======== Material provided

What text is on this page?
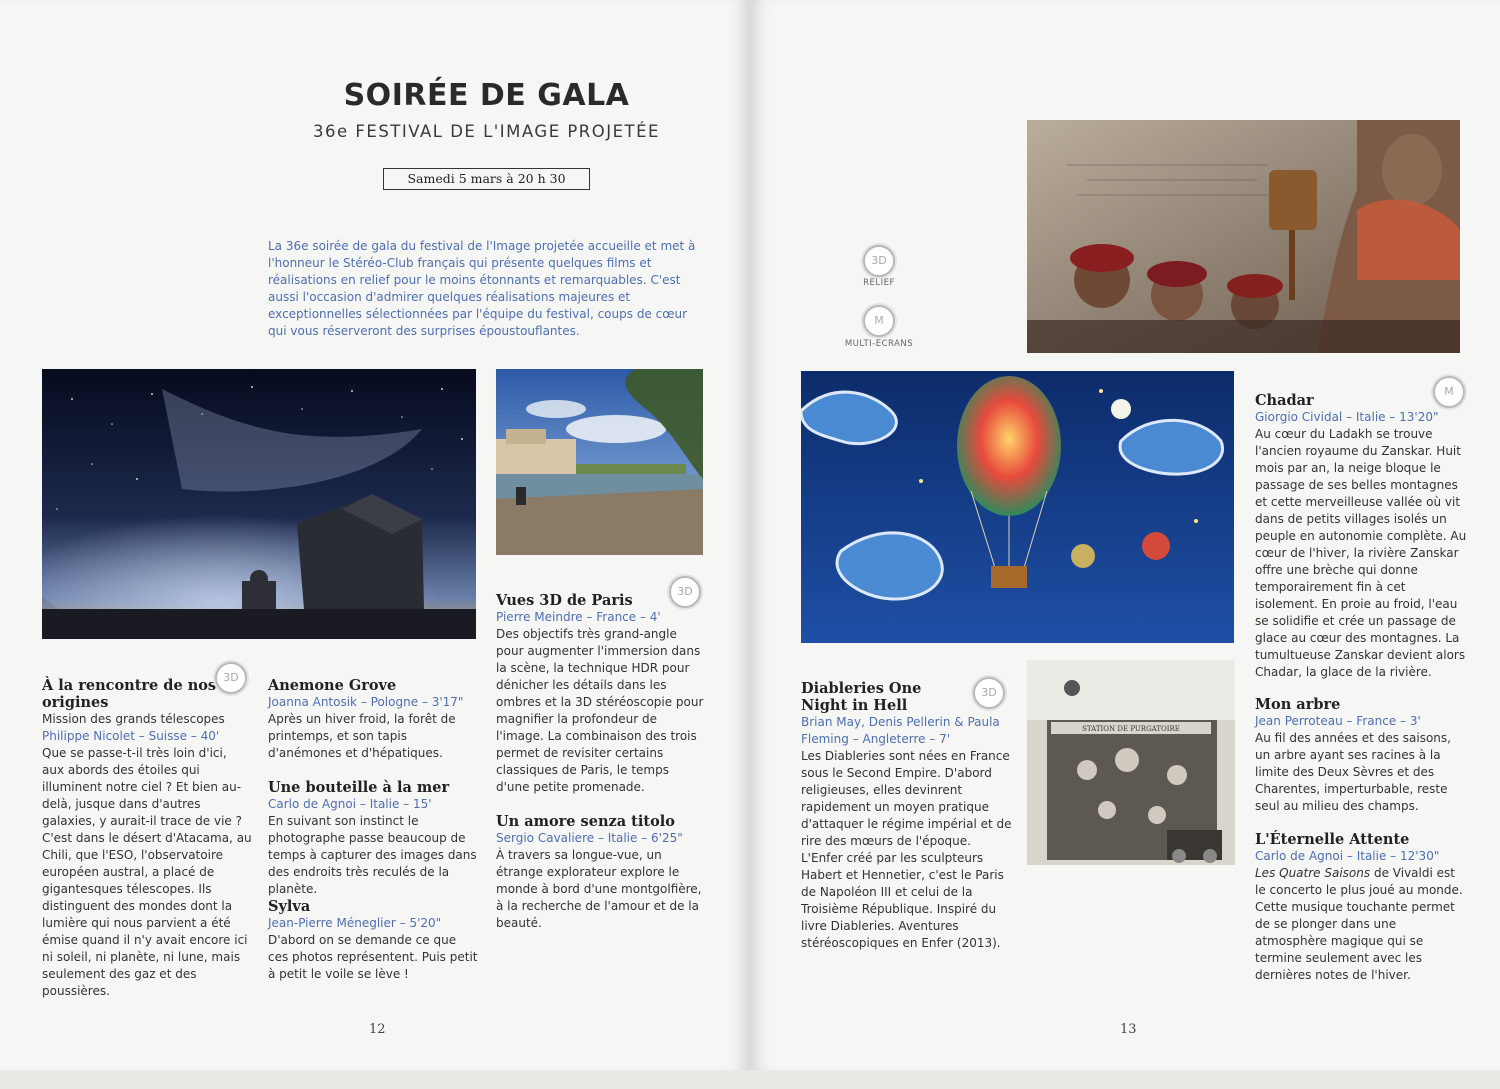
SOIRÉE DE GALA
36e FESTIVAL DE L'IMAGE PROJETÉE
Samedi 5 mars à 20 h 30
La 36e soirée de gala du festival de l'Image projetée accueille et met à l'honneur le Stéréo-Club français qui présente quelques films et réalisations en relief pour le moins étonnants et remarquables. C'est aussi l'occasion d'admirer quelques réalisations majeures et exceptionnelles sélectionnées par l'équipe du festival, coups de cœur qui vous réserveront des surprises époustouflantes.
À la rencontre de nos origines

Mission des grands télescopes

Philippe Nicolet – Suisse – 40'

Que se passe-t-il très loin d'ici, aux abords des étoiles qui illuminent notre ciel ? Et bien au-delà, jusque dans d'autres galaxies, y aurait-il trace de vie ? C'est dans le désert d'Atacama, au Chili, que l'ESO, l'observatoire européen austral, a placé de gigantesques télescopes. Ils distinguent des mondes dont la lumière qui nous parvient a été émise quand il n'y avait encore ici ni soleil, ni planète, ni lune, mais seulement des gaz et des poussières.

3D	Anemone Grove

Joanna Antosik – Pologne – 3'17"

Après un hiver froid, la forêt de printemps, et son tapis d'anémones et d'hépatiques.

Une bouteille à la mer

Carlo de Agnoi – Italie – 15'

En suivant son instinct le photographe passe beaucoup de temps à capturer des images dans des endroits très reculés de la planète.

Sylva

Jean-Pierre Méneglier – 5'20"

D'abord on se demande ce que ces photos représentent. Puis petit à petit le voile se lève !

Vues 3D de Paris

Pierre Meindre – France – 4'

Des objectifs très grand-angle pour augmenter l'immersion dans la scène, la technique HDR pour dénicher les détails dans les ombres et la 3D stéréoscopie pour magnifier la profondeur de l'image. La combinaison des trois permet de revisiter certains classiques de Paris, le temps d'une petite promenade.

3D
Un amore senza titolo

Sergio Cavaliere – Italie – 6'25"

À travers sa longue-vue, un étrange explorateur explore le monde à bord d'une montgolfière, à la recherche de l'amour et de la beauté.

12
3D
RELIEF
M
MULTI-ECRANS
STATION DE PURGATOIRE
Diableries One Night in Hell

Brian May, Denis Pellerin & Paula Fleming – Angleterre – 7'

Les Diableries sont nées en France sous le Second Empire. D'abord religieuses, elles devinrent rapidement un moyen pratique d'attaquer le régime impérial et de rire des mœurs de l'époque. L'Enfer créé par les sculpteurs Habert et Hennetier, c'est le Paris de Napoléon III et celui de la Troisième République. Inspiré du livre Diableries. Aventures stéréoscopiques en Enfer (2013).

3D
Chadar

Giorgio Cividal – Italie – 13'20"

Au cœur du Ladakh se trouve l'ancien royaume du Zanskar. Huit mois par an, la neige bloque le passage de ses belles montagnes et cette merveilleuse vallée où vit dans de petits villages isolés un peuple en autonomie complète. Au cœur de l'hiver, la rivière Zanskar offre une brèche qui donne temporairement fin à cet isolement. En proie au froid, l'eau se solidifie et crée un passage de glace au cœur des montagnes. La tumultueuse Zanskar devient alors Chadar, la glace de la rivière.

M
Mon arbre

Jean Perroteau – France – 3'

Au fil des années et des saisons, un arbre ayant ses racines à la limite des Deux Sèvres et des Charentes, imperturbable, reste seul au milieu des champs.

L'Éternelle Attente

Carlo de Agnoi – Italie – 12'30"

Les Quatre Saisons de Vivaldi est le concerto le plus joué au monde. Cette musique touchante permet de se plonger dans une atmosphère magique qui se termine seulement avec les dernières notes de l'hiver.

13
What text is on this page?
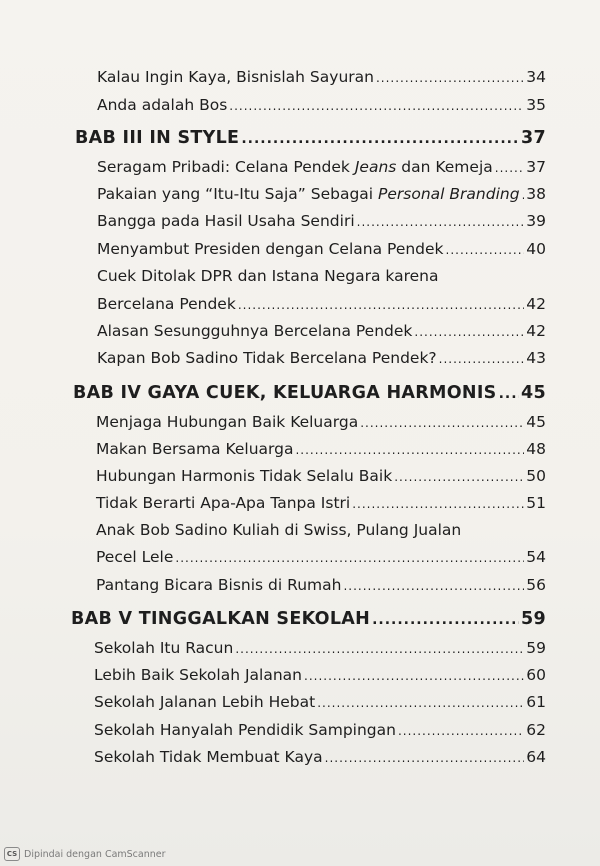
Kalau Ingin Kaya, Bisnislah Sayuran .....	34
Anda adalah Bos .....	35
BAB III IN STYLE .....	37
Seragam Pribadi: Celana Pendek Jeans dan Kemeja ..... 37
Pakaian yang “Itu-Itu Saja” Sebagai Personal Branding ..... 38
Bangga pada Hasil Usaha Sendiri .....	39
Menyambut Presiden dengan Celana Pendek .....	40
Cuek Ditolak DPR dan Istana Negara karena
Bercelana Pendek .....	42
Alasan Sesungguhnya Bercelana Pendek .....	42
Kapan Bob Sadino Tidak Bercelana Pendek? .....	43
BAB IV GAYA CUEK, KELUARGA HARMONIS ..... 45
Menjaga Hubungan Baik Keluarga .....	45
Makan Bersama Keluarga .....	48
Hubungan Harmonis Tidak Selalu Baik .....	50
Tidak Berarti Apa-Apa Tanpa Istri .....	51
Anak Bob Sadino Kuliah di Swiss, Pulang Jualan
Pecel Lele .....	54
Pantang Bicara Bisnis di Rumah .....	56
BAB V TINGGALKAN SEKOLAH .....	59
Sekolah Itu Racun .....	59
Lebih Baik Sekolah Jalanan .....	60
Sekolah Jalanan Lebih Hebat .....	61
Sekolah Hanyalah Pendidik Sampingan .....	62
Sekolah Tidak Membuat Kaya .....	64
CS Dipindai dengan CamScanner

================

_Task prompt_
Write every entry out again exactly, dropping the pictures.

_Finished task_
What text is on this page?
SOIRÉE DE GALA
36e FESTIVAL DE L'IMAGE PROJETÉE
Samedi 5 mars à 20 h 30
La 36e soirée de gala du festival de l'Image projetée accueille et met à l'honneur le Stéréo-Club français qui présente quelques films et réalisations en relief pour le moins étonnants et remarquables. C'est aussi l'occasion d'admirer quelques réalisations majeures et exceptionnelles sélectionnées par l'équipe du festival, coups de cœur qui vous réserveront des surprises époustouflantes.
À la rencontre de nos origines

Mission des grands télescopes

Philippe Nicolet – Suisse – 40'

Que se passe-t-il très loin d'ici, aux abords des étoiles qui illuminent notre ciel ? Et bien au-delà, jusque dans d'autres galaxies, y aurait-il trace de vie ? C'est dans le désert d'Atacama, au Chili, que l'ESO, l'observatoire européen austral, a placé de gigantesques télescopes. Ils distinguent des mondes dont la lumière qui nous parvient a été émise quand il n'y avait encore ici ni soleil, ni planète, ni lune, mais seulement des gaz et des poussières.

3D	Anemone Grove

Joanna Antosik – Pologne – 3'17"

Après un hiver froid, la forêt de printemps, et son tapis d'anémones et d'hépatiques.

Une bouteille à la mer

Carlo de Agnoi – Italie – 15'

En suivant son instinct le photographe passe beaucoup de temps à capturer des images dans des endroits très reculés de la planète.

Sylva

Jean-Pierre Méneglier – 5'20"

D'abord on se demande ce que ces photos représentent. Puis petit à petit le voile se lève !

Vues 3D de Paris

Pierre Meindre – France – 4'

Des objectifs très grand-angle pour augmenter l'immersion dans la scène, la technique HDR pour dénicher les détails dans les ombres et la 3D stéréoscopie pour magnifier la profondeur de l'image. La combinaison des trois permet de revisiter certains classiques de Paris, le temps d'une petite promenade.

3D
Un amore senza titolo

Sergio Cavaliere – Italie – 6'25"

À travers sa longue-vue, un étrange explorateur explore le monde à bord d'une montgolfière, à la recherche de l'amour et de la beauté.

12
3D
RELIEF
M
MULTI-ECRANS
STATION DE PURGATOIRE
Diableries One Night in Hell

Brian May, Denis Pellerin & Paula Fleming – Angleterre – 7'

Les Diableries sont nées en France sous le Second Empire. D'abord religieuses, elles devinrent rapidement un moyen pratique d'attaquer le régime impérial et de rire des mœurs de l'époque. L'Enfer créé par les sculpteurs Habert et Hennetier, c'est le Paris de Napoléon III et celui de la Troisième République. Inspiré du livre Diableries. Aventures stéréoscopiques en Enfer (2013).

3D
Chadar

Giorgio Cividal – Italie – 13'20"

Au cœur du Ladakh se trouve l'ancien royaume du Zanskar. Huit mois par an, la neige bloque le passage de ses belles montagnes et cette merveilleuse vallée où vit dans de petits villages isolés un peuple en autonomie complète. Au cœur de l'hiver, la rivière Zanskar offre une brèche qui donne temporairement fin à cet isolement. En proie au froid, l'eau se solidifie et crée un passage de glace au cœur des montagnes. La tumultueuse Zanskar devient alors Chadar, la glace de la rivière.

M
Mon arbre

Jean Perroteau – France – 3'

Au fil des années et des saisons, un arbre ayant ses racines à la limite des Deux Sèvres et des Charentes, imperturbable, reste seul au milieu des champs.

L'Éternelle Attente

Carlo de Agnoi – Italie – 12'30"

Les Quatre Saisons de Vivaldi est le concerto le plus joué au monde. Cette musique touchante permet de se plonger dans une atmosphère magique qui se termine seulement avec les dernières notes de l'hiver.

13
What text is on this page?
Kalau Ingin Kaya, Bisnislah Sayuran .....	34
Anda adalah Bos .....	35
BAB III IN STYLE .....	37
Seragam Pribadi: Celana Pendek Jeans dan Kemeja ..... 37
Pakaian yang “Itu-Itu Saja” Sebagai Personal Branding ..... 38
Bangga pada Hasil Usaha Sendiri .....	39
Menyambut Presiden dengan Celana Pendek .....	40
Cuek Ditolak DPR dan Istana Negara karena
Bercelana Pendek .....	42
Alasan Sesungguhnya Bercelana Pendek .....	42
Kapan Bob Sadino Tidak Bercelana Pendek? .....	43
BAB IV GAYA CUEK, KELUARGA HARMONIS ..... 45
Menjaga Hubungan Baik Keluarga .....	45
Makan Bersama Keluarga .....	48
Hubungan Harmonis Tidak Selalu Baik .....	50
Tidak Berarti Apa-Apa Tanpa Istri .....	51
Anak Bob Sadino Kuliah di Swiss, Pulang Jualan
Pecel Lele .....	54
Pantang Bicara Bisnis di Rumah .....	56
BAB V TINGGALKAN SEKOLAH .....	59
Sekolah Itu Racun .....	59
Lebih Baik Sekolah Jalanan .....	60
Sekolah Jalanan Lebih Hebat .....	61
Sekolah Hanyalah Pendidik Sampingan .....	62
Sekolah Tidak Membuat Kaya .....	64
CS Dipindai dengan CamScanner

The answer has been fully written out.